[Entries from a visual dataset]
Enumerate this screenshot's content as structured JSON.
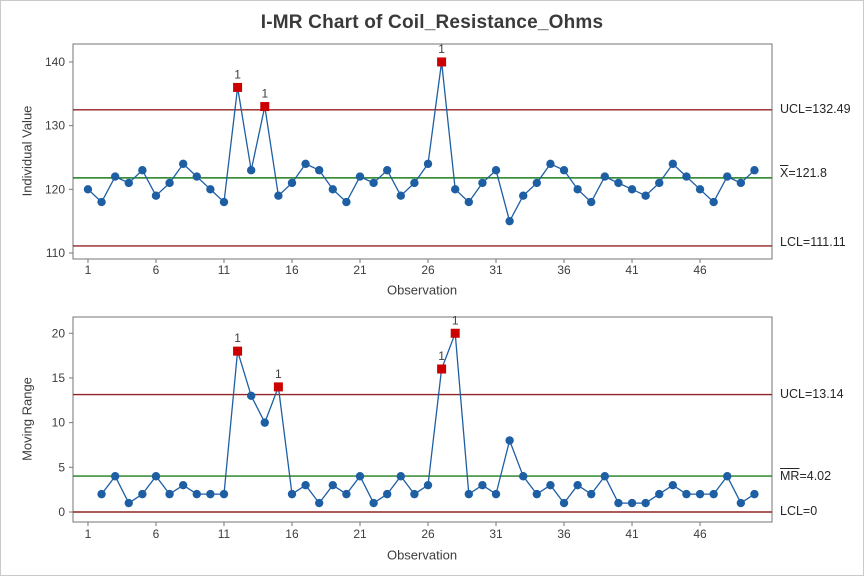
{
  "title": "I-MR Chart of Coil_Resistance_Ohms",
  "colors": {
    "series_blue": "#1e5fa4",
    "limit_line_red": "#942323",
    "center_line_green": "#1d7d1d",
    "out_of_control_red": "#cc0000",
    "text_dark": "#3d3d3d",
    "frame_gray": "#767676"
  },
  "chart_data": [
    {
      "type": "line",
      "name": "individuals-chart",
      "ylabel": "Individual Value",
      "xlabel": "Observation",
      "x_start": 1,
      "values": [
        120,
        118,
        122,
        121,
        123,
        119,
        121,
        124,
        122,
        120,
        118,
        136,
        123,
        133,
        119,
        121,
        124,
        123,
        120,
        118,
        122,
        121,
        123,
        119,
        121,
        124,
        140,
        120,
        118,
        121,
        123,
        115,
        119,
        121,
        124,
        123,
        120,
        118,
        122,
        121,
        120,
        119,
        121,
        124,
        122,
        120,
        118,
        122,
        121,
        123
      ],
      "center": 121.8,
      "ucl": 132.49,
      "lcl": 111.11,
      "limit_labels": {
        "ucl": "UCL=132.49",
        "center_overlined": "X",
        "center_suffix": "=121.8",
        "lcl": "LCL=111.11"
      },
      "yticks": [
        110,
        120,
        130,
        140
      ],
      "xticks": [
        1,
        6,
        11,
        16,
        21,
        26,
        31,
        36,
        41,
        46
      ],
      "ylim": [
        109.06,
        142.82
      ],
      "xlim": [
        -0.1,
        51.29
      ],
      "out_of_control": [
        12,
        14,
        27
      ],
      "ooc_label": "1",
      "grid": false,
      "legend": false
    },
    {
      "type": "line",
      "name": "moving-range-chart",
      "ylabel": "Moving Range",
      "xlabel": "Observation",
      "x_start": 2,
      "values": [
        2,
        4,
        1,
        2,
        4,
        2,
        3,
        2,
        2,
        2,
        18,
        13,
        10,
        14,
        2,
        3,
        1,
        3,
        2,
        4,
        1,
        2,
        4,
        2,
        3,
        16,
        20,
        2,
        3,
        2,
        8,
        4,
        2,
        3,
        1,
        3,
        2,
        4,
        1,
        1,
        1,
        2,
        3,
        2,
        2,
        2,
        4,
        1,
        2
      ],
      "center": 4.02,
      "ucl": 13.14,
      "lcl": 0,
      "limit_labels": {
        "ucl": "UCL=13.14",
        "center_overlined": "MR",
        "center_suffix": "=4.02",
        "lcl": "LCL=0"
      },
      "yticks": [
        0,
        5,
        10,
        15,
        20
      ],
      "xticks": [
        1,
        6,
        11,
        16,
        21,
        26,
        31,
        36,
        41,
        46
      ],
      "ylim": [
        -1.12,
        21.82
      ],
      "xlim": [
        -0.1,
        51.29
      ],
      "out_of_control": [
        12,
        15,
        27,
        28
      ],
      "ooc_label": "1",
      "grid": false,
      "legend": false
    }
  ]
}
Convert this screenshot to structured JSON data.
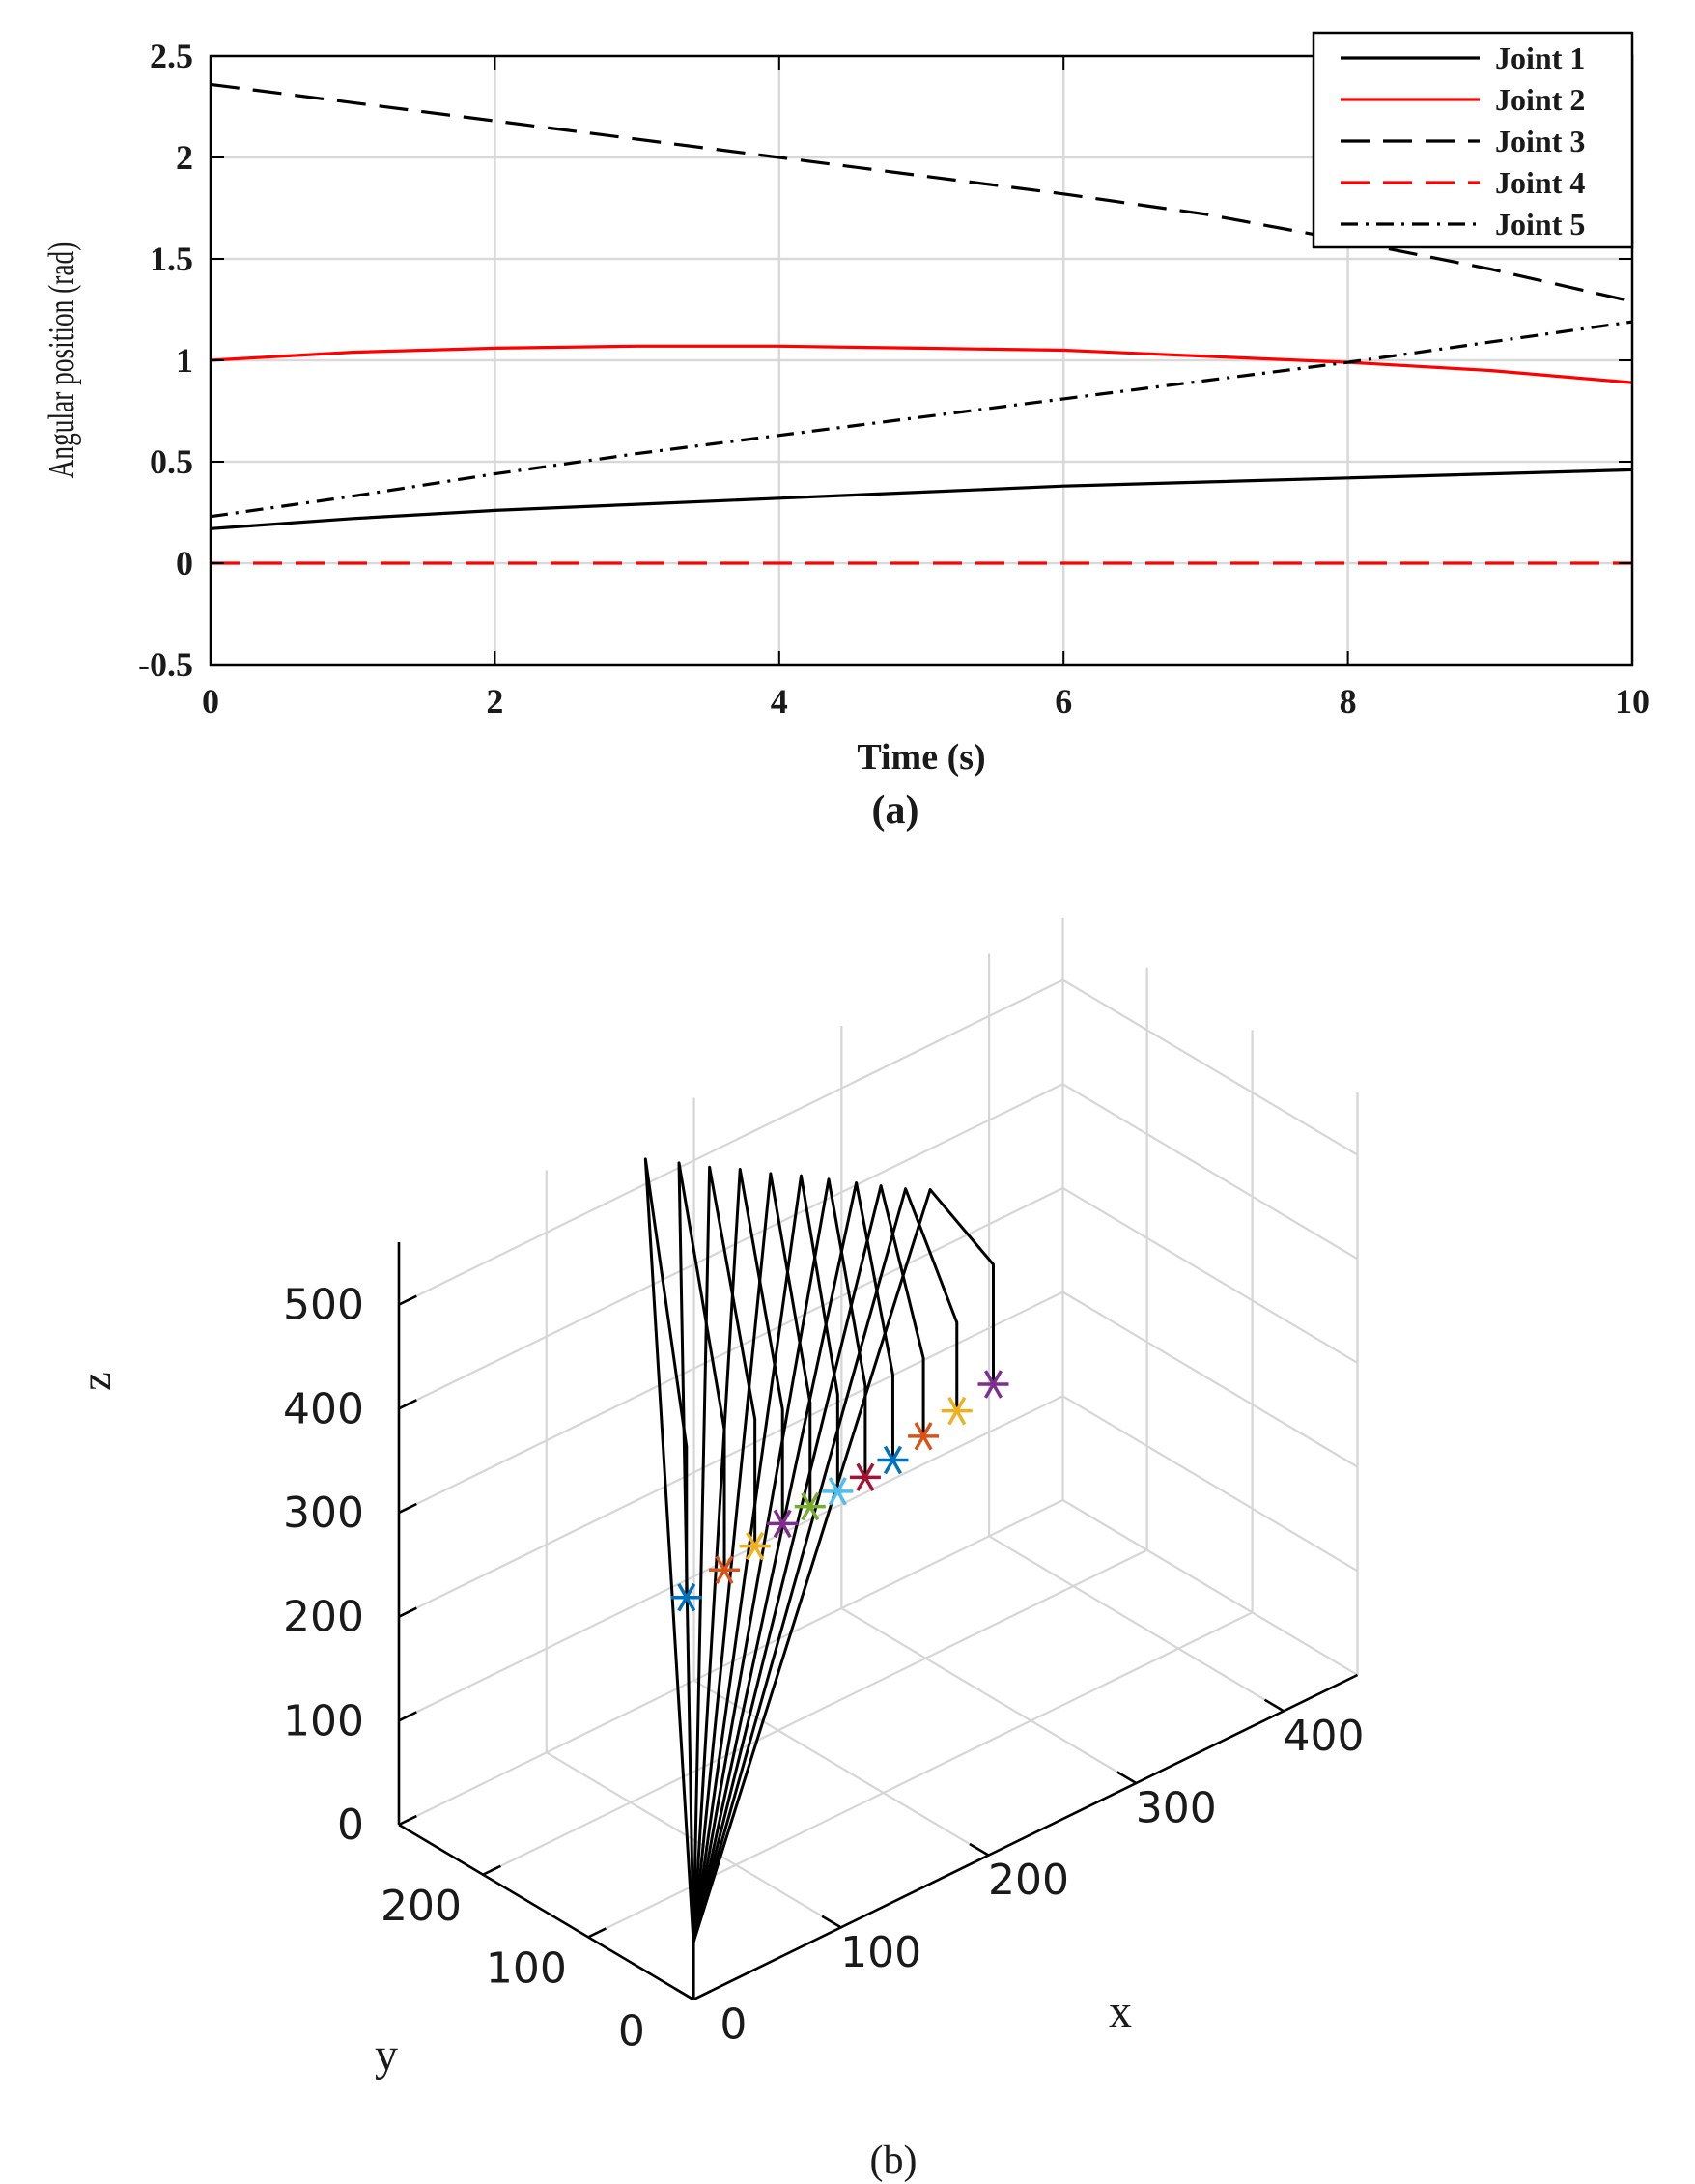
{
  "chart_data": [
    {
      "type": "line",
      "panel_label": "(a)",
      "xlabel": "Time (s)",
      "ylabel": "Angular position (rad)",
      "xlim": [
        0,
        10
      ],
      "ylim": [
        -0.5,
        2.5
      ],
      "xticks": [
        "0",
        "2",
        "4",
        "6",
        "8",
        "10"
      ],
      "yticks": [
        "-0.5",
        "0",
        "0.5",
        "1",
        "1.5",
        "2",
        "2.5"
      ],
      "grid": true,
      "legend_position": "top-right",
      "x": [
        0,
        1,
        2,
        3,
        4,
        5,
        6,
        7,
        8,
        9,
        10
      ],
      "series": [
        {
          "name": "Joint 1",
          "color": "#000000",
          "style": "solid",
          "values": [
            0.17,
            0.22,
            0.26,
            0.29,
            0.32,
            0.35,
            0.38,
            0.4,
            0.42,
            0.44,
            0.46
          ]
        },
        {
          "name": "Joint 2",
          "color": "#ff0000",
          "style": "solid",
          "values": [
            1.0,
            1.04,
            1.06,
            1.07,
            1.07,
            1.06,
            1.05,
            1.02,
            0.99,
            0.95,
            0.89
          ]
        },
        {
          "name": "Joint 3",
          "color": "#000000",
          "style": "dashed",
          "values": [
            2.36,
            2.27,
            2.18,
            2.09,
            2.0,
            1.91,
            1.82,
            1.72,
            1.59,
            1.45,
            1.29
          ]
        },
        {
          "name": "Joint 4",
          "color": "#ff0000",
          "style": "dashed",
          "values": [
            0,
            0,
            0,
            0,
            0,
            0,
            0,
            0,
            0,
            0,
            0
          ]
        },
        {
          "name": "Joint 5",
          "color": "#000000",
          "style": "dashdot",
          "values": [
            0.23,
            0.33,
            0.44,
            0.54,
            0.63,
            0.72,
            0.81,
            0.9,
            0.99,
            1.09,
            1.19
          ]
        }
      ]
    },
    {
      "type": "line3d",
      "panel_label": "(b)",
      "xlabel": "x",
      "ylabel": "y",
      "zlabel": "z",
      "xlim": [
        0,
        450
      ],
      "ylim": [
        0,
        280
      ],
      "zlim": [
        0,
        560
      ],
      "xticks": [
        "0",
        "100",
        "200",
        "300",
        "400"
      ],
      "yticks": [
        "0",
        "100",
        "200"
      ],
      "zticks": [
        "0",
        "100",
        "200",
        "300",
        "400",
        "500"
      ],
      "grid": true,
      "base_point": [
        0,
        0,
        55
      ],
      "wrist_end": [
        [
          160,
          270,
          535
        ],
        [
          172,
          255,
          532
        ],
        [
          182,
          240,
          530
        ],
        [
          192,
          225,
          530
        ],
        [
          202,
          210,
          528
        ],
        [
          212,
          195,
          528
        ],
        [
          220,
          180,
          528
        ],
        [
          228,
          165,
          528
        ],
        [
          234,
          150,
          530
        ],
        [
          240,
          135,
          532
        ],
        [
          246,
          120,
          536
        ]
      ],
      "elbow_end": [
        [
          145,
          210,
          305
        ],
        [
          160,
          195,
          320
        ],
        [
          170,
          180,
          332
        ],
        [
          178,
          165,
          345
        ],
        [
          186,
          150,
          355
        ],
        [
          194,
          135,
          366
        ],
        [
          202,
          120,
          378
        ],
        [
          210,
          105,
          392
        ],
        [
          220,
          90,
          410
        ],
        [
          232,
          75,
          445
        ],
        [
          246,
          60,
          500
        ]
      ],
      "end_effector": [
        [
          145,
          210,
          160
        ],
        [
          160,
          195,
          185
        ],
        [
          170,
          180,
          210
        ],
        [
          178,
          165,
          235
        ],
        [
          186,
          150,
          255
        ],
        [
          194,
          135,
          273
        ],
        [
          202,
          120,
          290
        ],
        [
          210,
          105,
          310
        ],
        [
          220,
          90,
          335
        ],
        [
          232,
          75,
          360
        ],
        [
          246,
          60,
          385
        ]
      ],
      "marker_colors": [
        "#0072bd",
        "#d95319",
        "#edb120",
        "#7e2f8e",
        "#77ac30",
        "#4dbeee",
        "#a2142f",
        "#0072bd",
        "#d95319",
        "#edb120",
        "#7e2f8e"
      ]
    }
  ]
}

> [TASK DETAILS] Using the material above, count the lines containing the word "Joint". Reply with the number alone.

> [SOLVED EXERCISE] 5